EXERCISE GOAL
Each entry below is to be transcribed exactly.
** start DATA EXCERPTS **
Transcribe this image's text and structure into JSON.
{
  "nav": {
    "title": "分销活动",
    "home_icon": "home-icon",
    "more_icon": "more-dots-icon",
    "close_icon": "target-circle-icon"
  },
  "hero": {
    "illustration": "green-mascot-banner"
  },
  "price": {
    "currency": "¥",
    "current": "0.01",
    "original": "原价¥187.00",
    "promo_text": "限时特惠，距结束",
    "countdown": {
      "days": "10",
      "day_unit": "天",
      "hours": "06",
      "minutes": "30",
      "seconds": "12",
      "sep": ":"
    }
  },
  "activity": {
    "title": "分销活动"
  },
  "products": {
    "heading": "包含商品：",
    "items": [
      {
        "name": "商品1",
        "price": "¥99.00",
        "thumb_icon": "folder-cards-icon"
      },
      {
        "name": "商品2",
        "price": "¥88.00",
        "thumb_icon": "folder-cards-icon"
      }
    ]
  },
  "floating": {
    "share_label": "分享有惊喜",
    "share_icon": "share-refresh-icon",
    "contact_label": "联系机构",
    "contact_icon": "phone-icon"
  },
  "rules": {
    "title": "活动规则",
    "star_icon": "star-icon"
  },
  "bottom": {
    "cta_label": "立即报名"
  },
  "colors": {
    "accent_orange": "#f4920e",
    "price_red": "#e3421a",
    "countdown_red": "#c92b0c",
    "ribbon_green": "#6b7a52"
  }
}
** end DATA EXCERPTS **
CORRECT OUTPUT
Transcribe this image's text and structure into JSON.
{
  "nav": {
    "title": "分销活动",
    "home_icon": "home-icon",
    "more_icon": "more-dots-icon",
    "close_icon": "target-circle-icon"
  },
  "hero": {
    "illustration": "green-mascot-banner"
  },
  "price": {
    "currency": "¥",
    "current": "0.01",
    "original": "原价¥187.00",
    "promo_text": "限时特惠，距结束",
    "countdown": {
      "days": "10",
      "day_unit": "天",
      "hours": "06",
      "minutes": "30",
      "seconds": "12",
      "sep": ":"
    }
  },
  "activity": {
    "title": "分销活动"
  },
  "products": {
    "heading": "包含商品：",
    "items": [
      {
        "name": "商品1",
        "price": "¥99.00",
        "thumb_icon": "folder-cards-icon"
      },
      {
        "name": "商品2",
        "price": "¥88.00",
        "thumb_icon": "folder-cards-icon"
      }
    ]
  },
  "floating": {
    "share_label": "分享有惊喜",
    "share_icon": "share-refresh-icon",
    "contact_label": "联系机构",
    "contact_icon": "phone-icon"
  },
  "rules": {
    "title": "活动规则",
    "star_icon": "star-icon"
  },
  "bottom": {
    "cta_label": "立即报名"
  },
  "colors": {
    "accent_orange": "#f4920e",
    "price_red": "#e3421a",
    "countdown_red": "#c92b0c",
    "ribbon_green": "#6b7a52"
  }
}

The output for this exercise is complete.